(Figure contents as structured data)
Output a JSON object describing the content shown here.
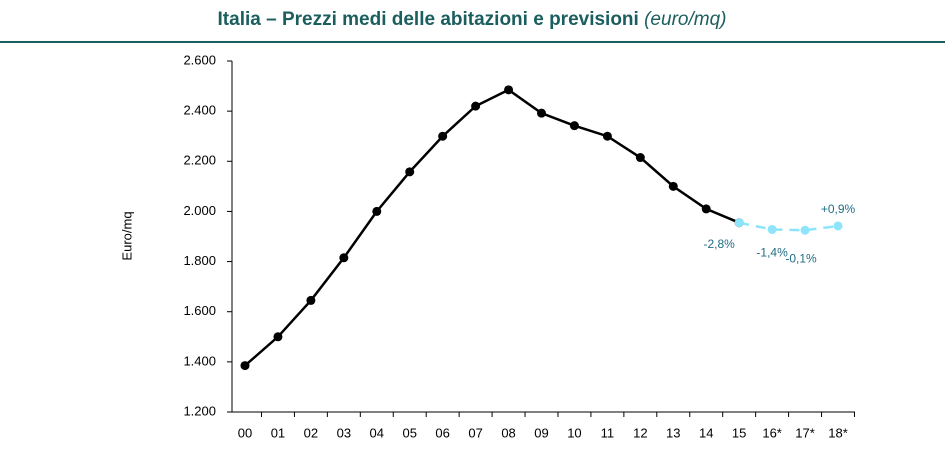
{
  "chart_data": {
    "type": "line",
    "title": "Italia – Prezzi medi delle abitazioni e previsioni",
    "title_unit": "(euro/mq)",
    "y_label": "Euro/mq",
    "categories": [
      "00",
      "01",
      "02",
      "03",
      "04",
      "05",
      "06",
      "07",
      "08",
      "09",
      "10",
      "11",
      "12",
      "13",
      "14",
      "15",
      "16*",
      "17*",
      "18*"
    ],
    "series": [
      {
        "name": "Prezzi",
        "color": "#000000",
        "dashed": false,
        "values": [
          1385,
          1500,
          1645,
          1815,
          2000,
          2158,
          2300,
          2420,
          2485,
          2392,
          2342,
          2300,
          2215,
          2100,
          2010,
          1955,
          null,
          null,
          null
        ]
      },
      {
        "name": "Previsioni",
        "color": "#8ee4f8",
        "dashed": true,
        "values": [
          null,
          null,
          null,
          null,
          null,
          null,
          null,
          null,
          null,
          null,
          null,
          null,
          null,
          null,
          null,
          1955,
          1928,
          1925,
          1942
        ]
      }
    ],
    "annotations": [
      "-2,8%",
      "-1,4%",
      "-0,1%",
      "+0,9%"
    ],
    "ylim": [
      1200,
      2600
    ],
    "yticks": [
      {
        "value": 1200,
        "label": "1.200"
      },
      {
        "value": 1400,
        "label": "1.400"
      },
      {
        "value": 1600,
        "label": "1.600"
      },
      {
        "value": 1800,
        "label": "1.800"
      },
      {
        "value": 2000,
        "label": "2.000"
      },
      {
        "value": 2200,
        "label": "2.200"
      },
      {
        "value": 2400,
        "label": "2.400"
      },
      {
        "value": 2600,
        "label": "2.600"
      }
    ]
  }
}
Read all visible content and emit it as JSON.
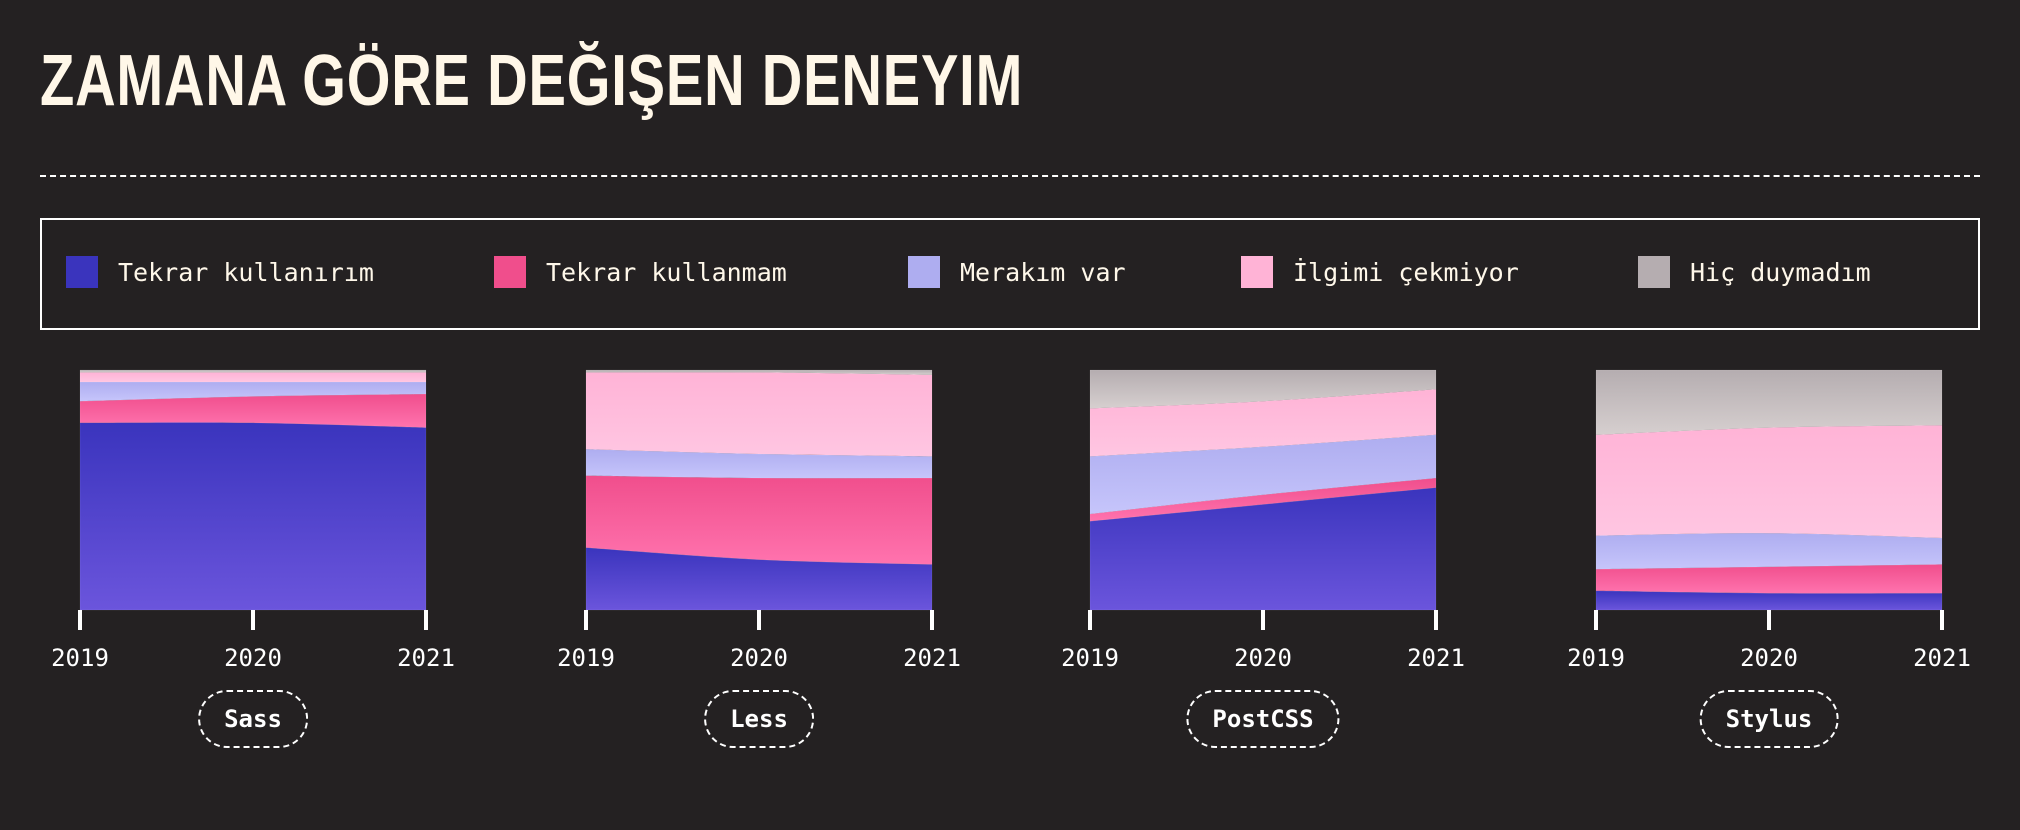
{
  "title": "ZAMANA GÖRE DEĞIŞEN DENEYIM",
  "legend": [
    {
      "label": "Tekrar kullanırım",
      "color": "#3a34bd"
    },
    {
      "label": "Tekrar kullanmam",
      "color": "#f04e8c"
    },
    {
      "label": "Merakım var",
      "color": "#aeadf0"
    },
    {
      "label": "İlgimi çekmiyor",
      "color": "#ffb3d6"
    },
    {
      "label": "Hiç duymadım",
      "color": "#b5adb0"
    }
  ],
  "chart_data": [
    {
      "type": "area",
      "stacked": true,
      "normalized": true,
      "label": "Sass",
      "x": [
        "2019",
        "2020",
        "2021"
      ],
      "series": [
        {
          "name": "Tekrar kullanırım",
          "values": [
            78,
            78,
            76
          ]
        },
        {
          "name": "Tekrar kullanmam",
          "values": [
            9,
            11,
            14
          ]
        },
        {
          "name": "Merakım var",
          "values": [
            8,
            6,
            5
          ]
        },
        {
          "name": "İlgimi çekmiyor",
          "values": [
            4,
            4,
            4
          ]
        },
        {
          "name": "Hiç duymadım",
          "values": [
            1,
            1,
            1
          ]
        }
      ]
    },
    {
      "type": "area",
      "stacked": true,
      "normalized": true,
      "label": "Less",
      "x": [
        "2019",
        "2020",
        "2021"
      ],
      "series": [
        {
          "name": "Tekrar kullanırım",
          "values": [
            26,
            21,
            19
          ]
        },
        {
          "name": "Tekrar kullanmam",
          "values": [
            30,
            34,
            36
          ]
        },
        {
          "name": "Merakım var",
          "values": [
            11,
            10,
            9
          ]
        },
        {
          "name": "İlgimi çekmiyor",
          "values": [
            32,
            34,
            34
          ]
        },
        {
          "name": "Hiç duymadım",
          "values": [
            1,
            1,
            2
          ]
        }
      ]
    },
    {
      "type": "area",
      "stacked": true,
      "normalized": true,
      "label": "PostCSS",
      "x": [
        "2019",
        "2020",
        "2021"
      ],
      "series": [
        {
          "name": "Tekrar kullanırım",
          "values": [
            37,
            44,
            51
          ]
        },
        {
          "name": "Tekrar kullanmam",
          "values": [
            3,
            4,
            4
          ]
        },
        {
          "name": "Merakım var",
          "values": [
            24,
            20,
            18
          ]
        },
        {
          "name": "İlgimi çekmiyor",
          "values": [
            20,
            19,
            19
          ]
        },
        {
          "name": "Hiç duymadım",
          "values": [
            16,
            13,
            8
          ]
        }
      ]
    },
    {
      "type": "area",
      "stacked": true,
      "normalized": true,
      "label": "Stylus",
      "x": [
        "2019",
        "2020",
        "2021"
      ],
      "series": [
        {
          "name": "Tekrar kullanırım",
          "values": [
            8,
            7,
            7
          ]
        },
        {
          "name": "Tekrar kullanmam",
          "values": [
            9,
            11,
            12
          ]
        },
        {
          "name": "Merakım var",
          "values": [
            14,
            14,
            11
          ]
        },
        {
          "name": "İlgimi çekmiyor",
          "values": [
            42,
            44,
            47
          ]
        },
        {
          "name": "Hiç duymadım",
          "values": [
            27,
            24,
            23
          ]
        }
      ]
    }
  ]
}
---
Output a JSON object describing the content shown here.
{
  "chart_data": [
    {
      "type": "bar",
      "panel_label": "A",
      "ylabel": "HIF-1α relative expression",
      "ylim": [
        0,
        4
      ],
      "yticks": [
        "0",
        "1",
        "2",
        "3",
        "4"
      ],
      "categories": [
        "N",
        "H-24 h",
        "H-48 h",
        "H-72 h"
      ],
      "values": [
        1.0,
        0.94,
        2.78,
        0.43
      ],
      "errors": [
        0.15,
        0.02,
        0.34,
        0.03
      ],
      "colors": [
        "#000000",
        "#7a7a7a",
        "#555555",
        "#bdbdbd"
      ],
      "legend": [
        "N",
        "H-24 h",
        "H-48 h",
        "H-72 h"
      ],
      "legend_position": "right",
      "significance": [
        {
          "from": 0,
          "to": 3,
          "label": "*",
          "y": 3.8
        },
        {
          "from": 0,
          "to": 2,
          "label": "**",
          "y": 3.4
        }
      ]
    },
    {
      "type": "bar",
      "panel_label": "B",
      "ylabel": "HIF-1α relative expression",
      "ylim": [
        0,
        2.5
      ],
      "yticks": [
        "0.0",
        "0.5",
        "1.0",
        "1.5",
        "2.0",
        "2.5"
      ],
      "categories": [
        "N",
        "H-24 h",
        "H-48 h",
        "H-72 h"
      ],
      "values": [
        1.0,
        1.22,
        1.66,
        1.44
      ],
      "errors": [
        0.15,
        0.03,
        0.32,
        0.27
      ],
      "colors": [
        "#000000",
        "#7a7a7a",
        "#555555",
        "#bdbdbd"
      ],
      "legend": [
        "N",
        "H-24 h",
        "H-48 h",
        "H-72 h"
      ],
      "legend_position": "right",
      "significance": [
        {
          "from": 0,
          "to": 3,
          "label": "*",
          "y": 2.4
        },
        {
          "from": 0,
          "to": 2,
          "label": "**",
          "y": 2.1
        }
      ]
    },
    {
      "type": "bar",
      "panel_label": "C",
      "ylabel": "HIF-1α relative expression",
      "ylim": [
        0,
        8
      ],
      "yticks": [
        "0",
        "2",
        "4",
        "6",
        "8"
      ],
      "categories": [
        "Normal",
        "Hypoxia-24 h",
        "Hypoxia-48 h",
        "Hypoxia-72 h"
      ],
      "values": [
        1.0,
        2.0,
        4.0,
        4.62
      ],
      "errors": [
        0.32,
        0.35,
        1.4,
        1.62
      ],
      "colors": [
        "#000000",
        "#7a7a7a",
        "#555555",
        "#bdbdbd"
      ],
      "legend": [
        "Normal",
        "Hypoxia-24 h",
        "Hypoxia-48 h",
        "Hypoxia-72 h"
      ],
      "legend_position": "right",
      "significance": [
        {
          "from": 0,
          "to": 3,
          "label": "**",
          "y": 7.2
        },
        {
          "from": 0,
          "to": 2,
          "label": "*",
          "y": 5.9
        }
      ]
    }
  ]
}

Objective: Say how many lines of the data include the word "Prezzi". Respond with the number alone.

Task answer: 2